▶ _What this task involves_:
Within the material below, find each line bearing the word "JSON" and present it.

▶ _Records_:
Start
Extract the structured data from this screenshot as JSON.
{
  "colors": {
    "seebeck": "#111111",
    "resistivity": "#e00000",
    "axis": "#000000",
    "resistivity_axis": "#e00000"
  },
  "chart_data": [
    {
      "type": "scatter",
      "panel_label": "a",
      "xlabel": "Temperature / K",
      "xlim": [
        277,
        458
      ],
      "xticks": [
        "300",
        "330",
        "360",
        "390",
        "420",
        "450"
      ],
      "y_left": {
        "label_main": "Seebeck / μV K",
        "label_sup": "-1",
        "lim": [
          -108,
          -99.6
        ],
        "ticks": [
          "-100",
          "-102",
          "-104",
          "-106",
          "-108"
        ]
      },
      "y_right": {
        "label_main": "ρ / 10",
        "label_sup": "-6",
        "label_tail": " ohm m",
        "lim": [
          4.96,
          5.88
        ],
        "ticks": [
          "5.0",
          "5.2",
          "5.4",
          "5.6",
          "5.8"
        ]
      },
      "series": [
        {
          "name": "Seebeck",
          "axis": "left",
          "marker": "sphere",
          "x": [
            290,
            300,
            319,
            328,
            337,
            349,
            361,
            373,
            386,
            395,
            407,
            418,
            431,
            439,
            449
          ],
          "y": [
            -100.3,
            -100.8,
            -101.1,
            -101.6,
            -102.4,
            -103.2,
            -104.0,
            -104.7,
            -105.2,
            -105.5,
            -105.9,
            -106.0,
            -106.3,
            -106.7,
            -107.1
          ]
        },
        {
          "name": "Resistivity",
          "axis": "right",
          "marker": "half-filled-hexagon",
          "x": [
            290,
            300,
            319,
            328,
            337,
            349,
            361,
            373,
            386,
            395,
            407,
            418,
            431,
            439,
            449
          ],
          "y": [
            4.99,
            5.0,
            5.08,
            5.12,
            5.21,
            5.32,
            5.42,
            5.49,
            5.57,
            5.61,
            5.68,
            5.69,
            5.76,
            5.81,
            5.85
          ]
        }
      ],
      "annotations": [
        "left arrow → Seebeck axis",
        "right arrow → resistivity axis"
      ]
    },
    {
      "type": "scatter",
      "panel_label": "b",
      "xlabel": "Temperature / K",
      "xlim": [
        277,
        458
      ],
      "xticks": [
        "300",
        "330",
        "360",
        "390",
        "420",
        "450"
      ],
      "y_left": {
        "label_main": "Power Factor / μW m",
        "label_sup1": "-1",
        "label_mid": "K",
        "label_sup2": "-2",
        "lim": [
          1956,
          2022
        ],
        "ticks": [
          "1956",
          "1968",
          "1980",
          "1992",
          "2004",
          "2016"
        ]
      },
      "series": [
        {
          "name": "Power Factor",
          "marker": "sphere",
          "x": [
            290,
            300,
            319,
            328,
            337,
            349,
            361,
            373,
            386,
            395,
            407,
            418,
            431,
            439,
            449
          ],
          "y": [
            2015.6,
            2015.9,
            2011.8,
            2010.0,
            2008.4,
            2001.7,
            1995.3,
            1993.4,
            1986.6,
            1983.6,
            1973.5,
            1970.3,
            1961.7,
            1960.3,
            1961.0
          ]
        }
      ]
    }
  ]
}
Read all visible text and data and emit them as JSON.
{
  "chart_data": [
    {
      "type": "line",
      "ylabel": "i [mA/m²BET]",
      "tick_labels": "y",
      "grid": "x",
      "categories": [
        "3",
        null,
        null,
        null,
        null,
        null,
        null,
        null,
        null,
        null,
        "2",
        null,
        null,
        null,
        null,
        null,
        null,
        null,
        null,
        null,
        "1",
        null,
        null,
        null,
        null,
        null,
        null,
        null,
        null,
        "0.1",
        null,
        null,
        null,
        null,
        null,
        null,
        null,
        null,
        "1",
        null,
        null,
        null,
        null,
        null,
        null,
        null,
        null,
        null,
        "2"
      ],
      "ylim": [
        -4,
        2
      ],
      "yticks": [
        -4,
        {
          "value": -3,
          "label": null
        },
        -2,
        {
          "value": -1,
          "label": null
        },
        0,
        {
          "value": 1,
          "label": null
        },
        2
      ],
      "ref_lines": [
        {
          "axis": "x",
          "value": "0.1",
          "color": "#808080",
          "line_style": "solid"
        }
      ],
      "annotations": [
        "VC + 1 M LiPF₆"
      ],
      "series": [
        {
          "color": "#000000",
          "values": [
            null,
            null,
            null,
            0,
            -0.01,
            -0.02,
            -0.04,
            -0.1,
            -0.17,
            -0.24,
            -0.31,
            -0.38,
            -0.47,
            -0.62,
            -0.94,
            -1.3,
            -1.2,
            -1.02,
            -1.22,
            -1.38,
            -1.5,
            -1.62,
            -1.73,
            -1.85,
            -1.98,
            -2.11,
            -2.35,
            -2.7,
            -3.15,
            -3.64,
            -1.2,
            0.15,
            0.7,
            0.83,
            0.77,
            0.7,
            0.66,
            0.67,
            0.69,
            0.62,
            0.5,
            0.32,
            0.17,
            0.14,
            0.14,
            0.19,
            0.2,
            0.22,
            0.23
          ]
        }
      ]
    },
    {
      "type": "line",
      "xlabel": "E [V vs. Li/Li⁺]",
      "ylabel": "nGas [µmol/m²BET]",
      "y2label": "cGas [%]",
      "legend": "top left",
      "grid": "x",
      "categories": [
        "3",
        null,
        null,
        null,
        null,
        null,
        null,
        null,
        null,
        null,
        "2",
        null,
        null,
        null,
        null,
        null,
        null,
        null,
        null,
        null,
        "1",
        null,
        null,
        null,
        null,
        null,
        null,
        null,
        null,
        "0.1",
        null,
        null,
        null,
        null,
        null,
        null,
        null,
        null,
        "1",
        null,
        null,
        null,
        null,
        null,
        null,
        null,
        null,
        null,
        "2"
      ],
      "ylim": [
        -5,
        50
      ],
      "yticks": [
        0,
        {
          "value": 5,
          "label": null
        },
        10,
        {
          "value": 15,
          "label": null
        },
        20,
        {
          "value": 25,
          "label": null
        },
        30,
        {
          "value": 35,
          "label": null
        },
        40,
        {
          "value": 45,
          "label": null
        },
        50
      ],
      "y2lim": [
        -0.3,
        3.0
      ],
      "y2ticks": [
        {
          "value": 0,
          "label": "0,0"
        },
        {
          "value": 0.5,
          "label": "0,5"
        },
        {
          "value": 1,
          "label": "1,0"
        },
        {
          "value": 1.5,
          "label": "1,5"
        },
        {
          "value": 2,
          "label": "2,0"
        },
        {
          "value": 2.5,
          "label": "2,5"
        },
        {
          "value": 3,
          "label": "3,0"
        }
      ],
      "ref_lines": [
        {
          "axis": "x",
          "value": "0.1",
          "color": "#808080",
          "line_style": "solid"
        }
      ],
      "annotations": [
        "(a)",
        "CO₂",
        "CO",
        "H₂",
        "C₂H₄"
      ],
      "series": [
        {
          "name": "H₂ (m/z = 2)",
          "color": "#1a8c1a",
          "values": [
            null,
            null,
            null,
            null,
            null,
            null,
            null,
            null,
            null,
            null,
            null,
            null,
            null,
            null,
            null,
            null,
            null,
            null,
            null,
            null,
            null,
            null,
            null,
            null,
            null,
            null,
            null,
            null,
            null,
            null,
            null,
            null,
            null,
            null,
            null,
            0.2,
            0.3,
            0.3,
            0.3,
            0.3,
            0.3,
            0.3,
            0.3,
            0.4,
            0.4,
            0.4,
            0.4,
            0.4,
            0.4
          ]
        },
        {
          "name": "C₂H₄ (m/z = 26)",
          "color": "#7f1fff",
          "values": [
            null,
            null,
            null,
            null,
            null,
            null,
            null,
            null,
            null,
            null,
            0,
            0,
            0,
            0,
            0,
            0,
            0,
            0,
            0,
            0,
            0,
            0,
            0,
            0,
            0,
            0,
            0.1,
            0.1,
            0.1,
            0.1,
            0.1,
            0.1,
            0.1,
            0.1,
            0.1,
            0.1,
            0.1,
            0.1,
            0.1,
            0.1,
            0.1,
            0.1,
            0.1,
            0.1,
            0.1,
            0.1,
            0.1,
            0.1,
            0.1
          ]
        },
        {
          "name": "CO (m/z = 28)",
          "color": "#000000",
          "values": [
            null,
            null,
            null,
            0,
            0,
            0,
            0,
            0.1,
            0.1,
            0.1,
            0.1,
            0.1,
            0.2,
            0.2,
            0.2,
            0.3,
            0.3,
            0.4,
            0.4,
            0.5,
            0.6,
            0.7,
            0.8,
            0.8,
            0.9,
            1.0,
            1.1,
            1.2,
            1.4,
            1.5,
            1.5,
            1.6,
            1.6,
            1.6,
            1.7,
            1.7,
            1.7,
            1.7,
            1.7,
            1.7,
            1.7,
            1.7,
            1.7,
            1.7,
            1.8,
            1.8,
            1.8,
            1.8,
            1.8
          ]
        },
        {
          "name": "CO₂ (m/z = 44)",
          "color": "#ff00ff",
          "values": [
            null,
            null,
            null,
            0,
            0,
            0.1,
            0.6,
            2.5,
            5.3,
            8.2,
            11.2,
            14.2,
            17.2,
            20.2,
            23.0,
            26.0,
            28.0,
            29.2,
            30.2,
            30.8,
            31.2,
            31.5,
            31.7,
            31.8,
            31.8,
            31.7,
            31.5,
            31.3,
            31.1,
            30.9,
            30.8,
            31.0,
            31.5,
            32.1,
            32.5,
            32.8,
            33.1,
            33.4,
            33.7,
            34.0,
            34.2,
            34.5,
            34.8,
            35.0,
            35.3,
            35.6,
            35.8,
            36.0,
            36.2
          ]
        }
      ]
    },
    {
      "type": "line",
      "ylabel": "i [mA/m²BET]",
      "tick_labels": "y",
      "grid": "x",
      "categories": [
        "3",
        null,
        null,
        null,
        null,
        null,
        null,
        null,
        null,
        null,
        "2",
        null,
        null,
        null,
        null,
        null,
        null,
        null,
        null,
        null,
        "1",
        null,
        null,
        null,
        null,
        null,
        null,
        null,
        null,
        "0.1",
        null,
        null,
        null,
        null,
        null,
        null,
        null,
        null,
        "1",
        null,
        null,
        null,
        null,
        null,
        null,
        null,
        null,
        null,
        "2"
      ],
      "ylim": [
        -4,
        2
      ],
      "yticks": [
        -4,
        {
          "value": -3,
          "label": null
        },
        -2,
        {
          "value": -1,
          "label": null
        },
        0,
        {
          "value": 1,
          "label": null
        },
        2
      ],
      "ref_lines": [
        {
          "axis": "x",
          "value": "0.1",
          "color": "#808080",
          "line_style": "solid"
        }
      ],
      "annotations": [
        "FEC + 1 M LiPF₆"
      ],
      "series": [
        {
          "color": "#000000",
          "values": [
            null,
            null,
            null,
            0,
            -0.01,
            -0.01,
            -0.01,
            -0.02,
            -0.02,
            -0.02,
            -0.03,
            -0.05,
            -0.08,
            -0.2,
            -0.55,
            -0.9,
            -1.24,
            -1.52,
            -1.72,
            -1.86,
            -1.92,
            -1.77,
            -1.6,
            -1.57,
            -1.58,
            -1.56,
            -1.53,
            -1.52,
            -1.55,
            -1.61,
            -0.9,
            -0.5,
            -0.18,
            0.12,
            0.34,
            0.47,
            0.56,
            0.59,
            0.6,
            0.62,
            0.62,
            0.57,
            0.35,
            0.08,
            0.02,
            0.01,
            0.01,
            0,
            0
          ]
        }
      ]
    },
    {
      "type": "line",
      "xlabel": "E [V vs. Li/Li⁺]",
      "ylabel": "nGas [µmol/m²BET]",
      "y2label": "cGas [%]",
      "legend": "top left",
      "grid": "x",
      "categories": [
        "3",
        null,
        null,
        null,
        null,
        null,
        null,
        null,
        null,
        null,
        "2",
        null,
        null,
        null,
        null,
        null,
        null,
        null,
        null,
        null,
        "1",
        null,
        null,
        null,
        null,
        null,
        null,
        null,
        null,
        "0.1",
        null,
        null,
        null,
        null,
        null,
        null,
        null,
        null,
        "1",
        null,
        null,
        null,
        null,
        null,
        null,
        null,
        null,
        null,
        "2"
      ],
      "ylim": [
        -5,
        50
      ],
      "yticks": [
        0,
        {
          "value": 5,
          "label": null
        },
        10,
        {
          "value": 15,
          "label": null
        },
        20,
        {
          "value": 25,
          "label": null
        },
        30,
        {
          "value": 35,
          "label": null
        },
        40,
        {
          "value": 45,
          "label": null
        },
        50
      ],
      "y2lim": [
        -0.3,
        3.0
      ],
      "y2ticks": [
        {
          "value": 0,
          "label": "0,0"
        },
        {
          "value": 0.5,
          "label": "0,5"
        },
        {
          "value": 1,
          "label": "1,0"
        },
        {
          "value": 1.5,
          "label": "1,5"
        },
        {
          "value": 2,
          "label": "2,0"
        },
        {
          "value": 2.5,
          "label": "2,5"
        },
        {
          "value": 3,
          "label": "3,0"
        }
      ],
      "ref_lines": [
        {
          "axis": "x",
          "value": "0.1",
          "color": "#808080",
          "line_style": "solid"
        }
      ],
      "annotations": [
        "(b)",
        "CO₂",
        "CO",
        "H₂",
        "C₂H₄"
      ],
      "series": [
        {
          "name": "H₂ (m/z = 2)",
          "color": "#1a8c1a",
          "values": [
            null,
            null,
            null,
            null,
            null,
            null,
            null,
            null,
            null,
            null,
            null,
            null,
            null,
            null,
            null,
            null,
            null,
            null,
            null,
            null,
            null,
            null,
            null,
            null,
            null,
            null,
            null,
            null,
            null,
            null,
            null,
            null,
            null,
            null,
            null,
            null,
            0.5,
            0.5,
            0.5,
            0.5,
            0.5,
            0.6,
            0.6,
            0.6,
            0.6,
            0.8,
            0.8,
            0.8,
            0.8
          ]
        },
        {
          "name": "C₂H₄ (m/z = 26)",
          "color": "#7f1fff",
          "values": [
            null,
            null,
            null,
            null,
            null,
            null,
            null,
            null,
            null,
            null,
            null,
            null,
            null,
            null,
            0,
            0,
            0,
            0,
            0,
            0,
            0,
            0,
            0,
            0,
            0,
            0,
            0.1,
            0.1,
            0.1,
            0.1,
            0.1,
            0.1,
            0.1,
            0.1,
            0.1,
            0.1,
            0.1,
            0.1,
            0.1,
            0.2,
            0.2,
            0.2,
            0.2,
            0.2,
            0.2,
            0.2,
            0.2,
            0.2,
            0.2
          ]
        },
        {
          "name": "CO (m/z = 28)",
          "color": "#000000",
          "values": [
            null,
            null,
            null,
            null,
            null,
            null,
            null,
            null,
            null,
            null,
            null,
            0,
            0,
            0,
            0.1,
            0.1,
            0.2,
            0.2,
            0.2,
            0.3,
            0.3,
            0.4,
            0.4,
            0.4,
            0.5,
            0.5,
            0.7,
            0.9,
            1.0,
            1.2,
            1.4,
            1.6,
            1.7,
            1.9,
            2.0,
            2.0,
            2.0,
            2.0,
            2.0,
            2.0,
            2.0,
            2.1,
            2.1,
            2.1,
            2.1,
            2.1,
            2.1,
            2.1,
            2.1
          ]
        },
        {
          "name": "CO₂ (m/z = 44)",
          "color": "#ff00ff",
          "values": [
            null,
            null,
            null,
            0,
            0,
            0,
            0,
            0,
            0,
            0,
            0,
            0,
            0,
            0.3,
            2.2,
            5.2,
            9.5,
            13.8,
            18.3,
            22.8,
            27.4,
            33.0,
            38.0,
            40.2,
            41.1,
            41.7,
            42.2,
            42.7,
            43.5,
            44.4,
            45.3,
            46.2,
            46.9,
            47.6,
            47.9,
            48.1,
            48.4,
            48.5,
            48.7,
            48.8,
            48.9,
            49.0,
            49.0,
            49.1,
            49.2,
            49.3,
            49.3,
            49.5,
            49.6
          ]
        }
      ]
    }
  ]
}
End
▶ _Full answer_:
Extract the structured data from this screenshot as JSON.
Read all visible text and data and emit them as JSON.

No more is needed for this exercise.